▸ **PROBLEM DETAILS**
Gather the lines below that include the string "BVPS", copying each in full.

_ _ _ _ _

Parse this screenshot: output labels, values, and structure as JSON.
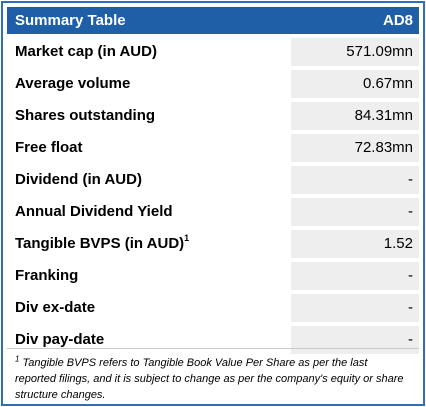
{
  "table": {
    "title": "Summary Table",
    "ticker": "AD8",
    "rows": [
      {
        "label": "Market cap (in AUD)",
        "value": "571.09mn"
      },
      {
        "label": "Average volume",
        "value": "0.67mn"
      },
      {
        "label": "Shares outstanding",
        "value": "84.31mn"
      },
      {
        "label": "Free float",
        "value": "72.83mn"
      },
      {
        "label": "Dividend (in AUD)",
        "value": "-"
      },
      {
        "label": "Annual Dividend Yield",
        "value": "-"
      },
      {
        "label": "Tangible BVPS (in AUD)",
        "label_sup": "1",
        "value": "1.52"
      },
      {
        "label": "Franking",
        "value": "-"
      },
      {
        "label": "Div ex-date",
        "value": "-"
      },
      {
        "label": "Div pay-date",
        "value": "-"
      }
    ]
  },
  "footnote": {
    "marker": "1",
    "text": "Tangible BVPS refers to Tangible Book Value Per Share as per the last reported filings, and it is subject to change as per the company's equity or share structure changes."
  },
  "colors": {
    "header_bg": "#1f5fa8",
    "border": "#2f6eba",
    "value_cell_bg": "#eeeeee"
  }
}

_ _ _ _ _

▸ **EXPECTED ANSWER**
        "label": "Tangible BVPS (in AUD)",
    "text": "Tangible BVPS refers to Tangible Book Value Per Share as per the last reported filings, and it is subject to change as per the company's equity or share structure changes."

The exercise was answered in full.